**Records for processing:**

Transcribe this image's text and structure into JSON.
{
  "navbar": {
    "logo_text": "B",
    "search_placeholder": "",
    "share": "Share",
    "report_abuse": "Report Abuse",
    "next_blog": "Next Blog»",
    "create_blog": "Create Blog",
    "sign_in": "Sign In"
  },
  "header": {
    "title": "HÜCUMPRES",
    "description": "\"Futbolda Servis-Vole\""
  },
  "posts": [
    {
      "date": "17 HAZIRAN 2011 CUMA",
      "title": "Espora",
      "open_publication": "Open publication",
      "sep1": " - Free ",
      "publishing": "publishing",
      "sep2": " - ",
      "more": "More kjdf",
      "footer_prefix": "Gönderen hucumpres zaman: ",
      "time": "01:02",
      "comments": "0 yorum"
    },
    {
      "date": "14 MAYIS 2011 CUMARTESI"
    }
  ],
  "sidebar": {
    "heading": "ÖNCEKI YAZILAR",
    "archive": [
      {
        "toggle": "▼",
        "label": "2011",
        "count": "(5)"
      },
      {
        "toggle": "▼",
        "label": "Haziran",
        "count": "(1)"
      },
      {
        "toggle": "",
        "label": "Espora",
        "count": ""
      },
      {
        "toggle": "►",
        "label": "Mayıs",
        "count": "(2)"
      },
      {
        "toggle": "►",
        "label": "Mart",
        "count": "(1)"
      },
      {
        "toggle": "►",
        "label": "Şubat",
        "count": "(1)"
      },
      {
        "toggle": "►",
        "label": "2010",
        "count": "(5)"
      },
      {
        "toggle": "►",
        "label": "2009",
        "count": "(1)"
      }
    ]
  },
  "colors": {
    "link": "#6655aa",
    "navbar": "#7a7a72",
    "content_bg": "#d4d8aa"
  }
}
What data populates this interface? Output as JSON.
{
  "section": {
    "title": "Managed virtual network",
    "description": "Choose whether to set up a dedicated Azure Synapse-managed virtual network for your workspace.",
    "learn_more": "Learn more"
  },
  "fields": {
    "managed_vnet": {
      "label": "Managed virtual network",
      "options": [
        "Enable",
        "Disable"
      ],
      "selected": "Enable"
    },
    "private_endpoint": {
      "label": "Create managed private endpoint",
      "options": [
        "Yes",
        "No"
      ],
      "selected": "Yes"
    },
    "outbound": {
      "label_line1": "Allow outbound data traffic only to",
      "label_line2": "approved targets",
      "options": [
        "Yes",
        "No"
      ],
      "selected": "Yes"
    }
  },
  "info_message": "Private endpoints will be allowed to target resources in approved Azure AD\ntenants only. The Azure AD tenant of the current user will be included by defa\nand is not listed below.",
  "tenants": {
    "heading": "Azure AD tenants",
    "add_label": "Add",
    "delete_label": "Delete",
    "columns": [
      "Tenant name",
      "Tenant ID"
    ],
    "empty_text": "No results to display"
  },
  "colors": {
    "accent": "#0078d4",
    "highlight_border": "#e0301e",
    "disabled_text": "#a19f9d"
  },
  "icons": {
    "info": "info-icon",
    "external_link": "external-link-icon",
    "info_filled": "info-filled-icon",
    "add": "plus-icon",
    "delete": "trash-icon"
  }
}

...

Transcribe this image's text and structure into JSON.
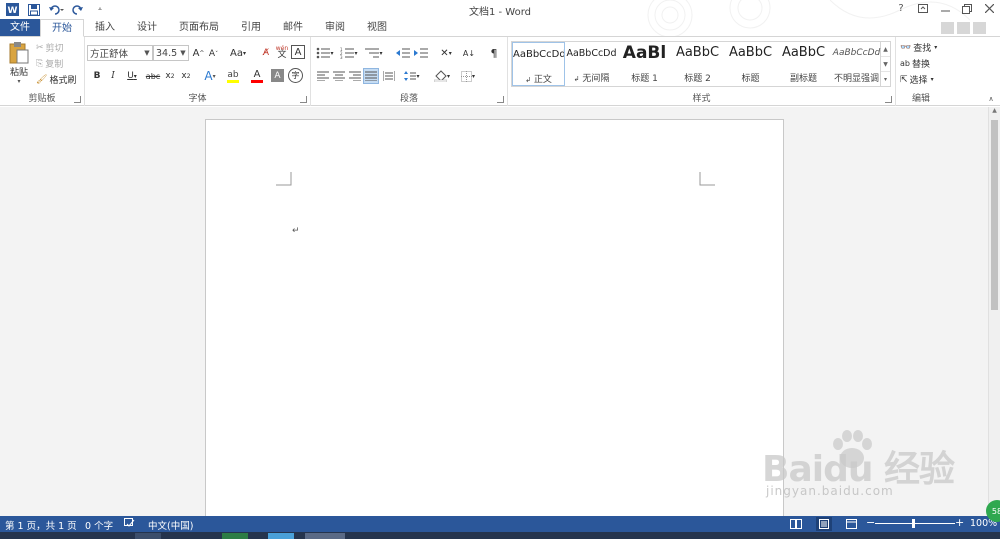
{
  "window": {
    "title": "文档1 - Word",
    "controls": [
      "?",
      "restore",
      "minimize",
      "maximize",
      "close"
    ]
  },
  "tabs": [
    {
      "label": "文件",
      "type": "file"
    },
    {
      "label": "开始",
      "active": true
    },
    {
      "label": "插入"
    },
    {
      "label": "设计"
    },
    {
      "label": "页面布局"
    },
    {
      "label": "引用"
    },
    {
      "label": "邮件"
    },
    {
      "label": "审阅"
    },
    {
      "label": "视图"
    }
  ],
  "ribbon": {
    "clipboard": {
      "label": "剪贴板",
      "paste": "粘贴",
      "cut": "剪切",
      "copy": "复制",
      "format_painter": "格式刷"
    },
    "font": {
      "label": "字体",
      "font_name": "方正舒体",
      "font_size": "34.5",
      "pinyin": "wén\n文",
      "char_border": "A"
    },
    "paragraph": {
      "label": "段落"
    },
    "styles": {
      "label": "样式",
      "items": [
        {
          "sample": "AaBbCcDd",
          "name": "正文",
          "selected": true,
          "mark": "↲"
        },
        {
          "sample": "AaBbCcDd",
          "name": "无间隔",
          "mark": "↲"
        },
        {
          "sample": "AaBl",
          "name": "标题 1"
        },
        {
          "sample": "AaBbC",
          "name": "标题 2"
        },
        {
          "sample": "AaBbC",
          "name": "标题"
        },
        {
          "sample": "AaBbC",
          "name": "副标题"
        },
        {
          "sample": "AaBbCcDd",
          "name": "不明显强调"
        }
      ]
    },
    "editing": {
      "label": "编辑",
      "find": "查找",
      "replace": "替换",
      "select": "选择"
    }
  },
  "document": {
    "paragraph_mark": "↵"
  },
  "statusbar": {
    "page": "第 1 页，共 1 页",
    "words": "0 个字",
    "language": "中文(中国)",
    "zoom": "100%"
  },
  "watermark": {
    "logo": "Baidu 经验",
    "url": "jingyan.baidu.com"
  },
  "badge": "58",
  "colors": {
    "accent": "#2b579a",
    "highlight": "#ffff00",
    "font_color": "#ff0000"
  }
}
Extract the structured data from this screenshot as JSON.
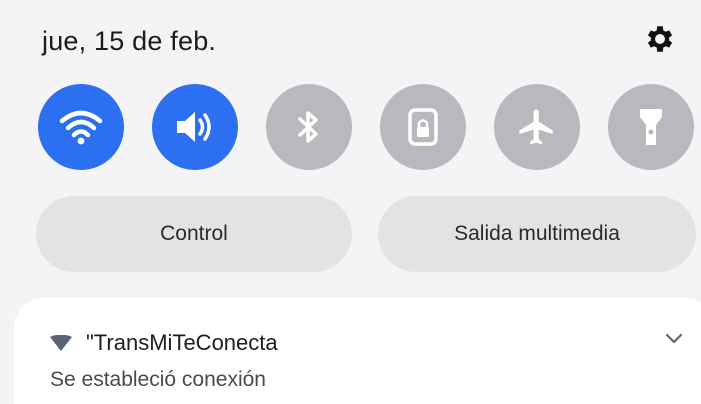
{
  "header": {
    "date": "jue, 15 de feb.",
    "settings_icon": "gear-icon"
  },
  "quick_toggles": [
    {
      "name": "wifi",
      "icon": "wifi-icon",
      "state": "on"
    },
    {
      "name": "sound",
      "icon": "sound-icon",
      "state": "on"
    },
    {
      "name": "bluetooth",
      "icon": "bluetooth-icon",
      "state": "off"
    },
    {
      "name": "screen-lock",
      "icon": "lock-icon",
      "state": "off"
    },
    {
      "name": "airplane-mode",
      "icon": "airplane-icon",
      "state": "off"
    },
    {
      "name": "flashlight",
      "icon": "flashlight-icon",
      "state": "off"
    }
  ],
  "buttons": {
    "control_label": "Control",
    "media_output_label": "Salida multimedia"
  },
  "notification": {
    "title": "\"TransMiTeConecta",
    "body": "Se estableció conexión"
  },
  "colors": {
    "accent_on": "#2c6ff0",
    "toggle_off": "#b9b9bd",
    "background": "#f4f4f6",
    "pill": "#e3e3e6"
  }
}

...

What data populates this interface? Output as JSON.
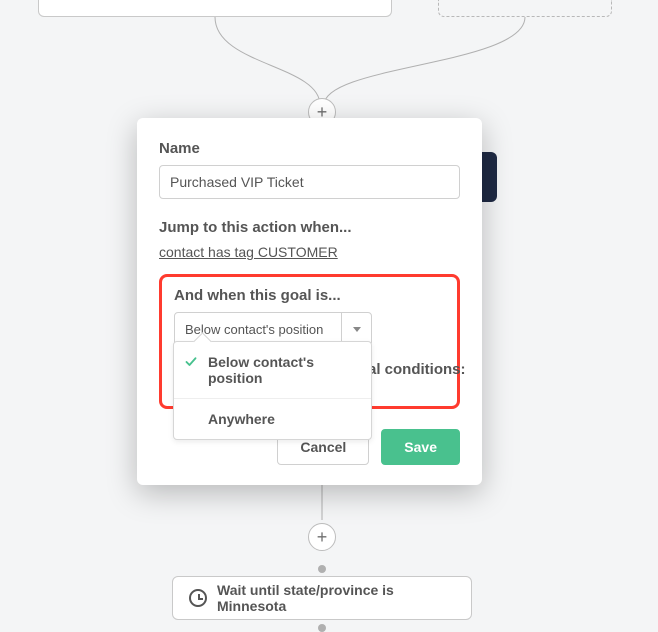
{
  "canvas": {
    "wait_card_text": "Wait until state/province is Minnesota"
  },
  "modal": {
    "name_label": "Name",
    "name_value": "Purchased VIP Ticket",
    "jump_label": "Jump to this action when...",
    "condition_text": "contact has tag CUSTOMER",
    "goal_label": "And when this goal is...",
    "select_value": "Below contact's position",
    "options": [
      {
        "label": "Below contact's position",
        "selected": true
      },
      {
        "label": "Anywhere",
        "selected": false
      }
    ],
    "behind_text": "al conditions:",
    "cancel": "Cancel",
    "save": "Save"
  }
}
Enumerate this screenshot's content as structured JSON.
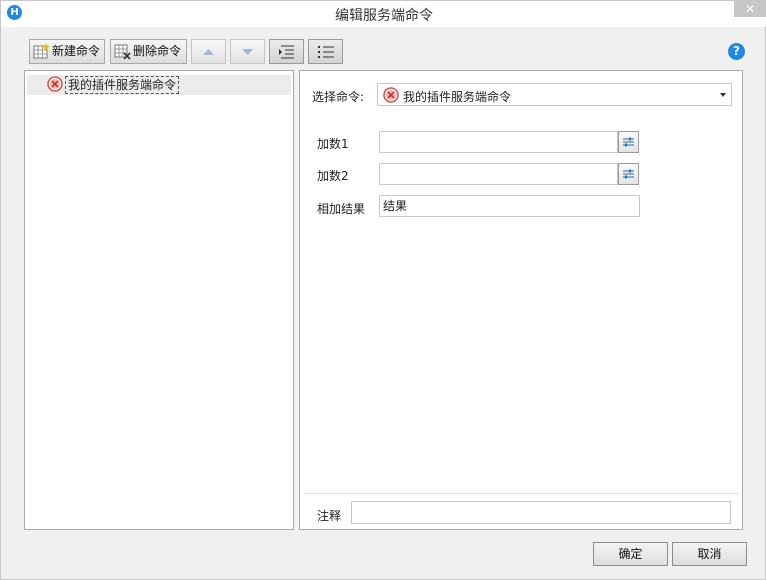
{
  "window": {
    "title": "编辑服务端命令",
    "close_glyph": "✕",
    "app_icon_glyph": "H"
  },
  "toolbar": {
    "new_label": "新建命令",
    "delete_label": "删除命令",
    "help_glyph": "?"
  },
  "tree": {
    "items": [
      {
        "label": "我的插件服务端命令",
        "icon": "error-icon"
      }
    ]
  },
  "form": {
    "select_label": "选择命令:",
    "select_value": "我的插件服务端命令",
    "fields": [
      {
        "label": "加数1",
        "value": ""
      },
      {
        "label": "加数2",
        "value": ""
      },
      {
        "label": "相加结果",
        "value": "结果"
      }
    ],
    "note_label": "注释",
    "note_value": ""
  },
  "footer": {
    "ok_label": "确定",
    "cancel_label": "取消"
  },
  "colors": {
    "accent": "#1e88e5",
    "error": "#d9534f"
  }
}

**Work instructions:** From the listing above, copy every line that includes the word "selected".

**Exercise output:**
      "selected": "Enable"
      "selected": "Yes"
      "selected": "Yes"
          "selected": true,
        "selected": true
        "selected": false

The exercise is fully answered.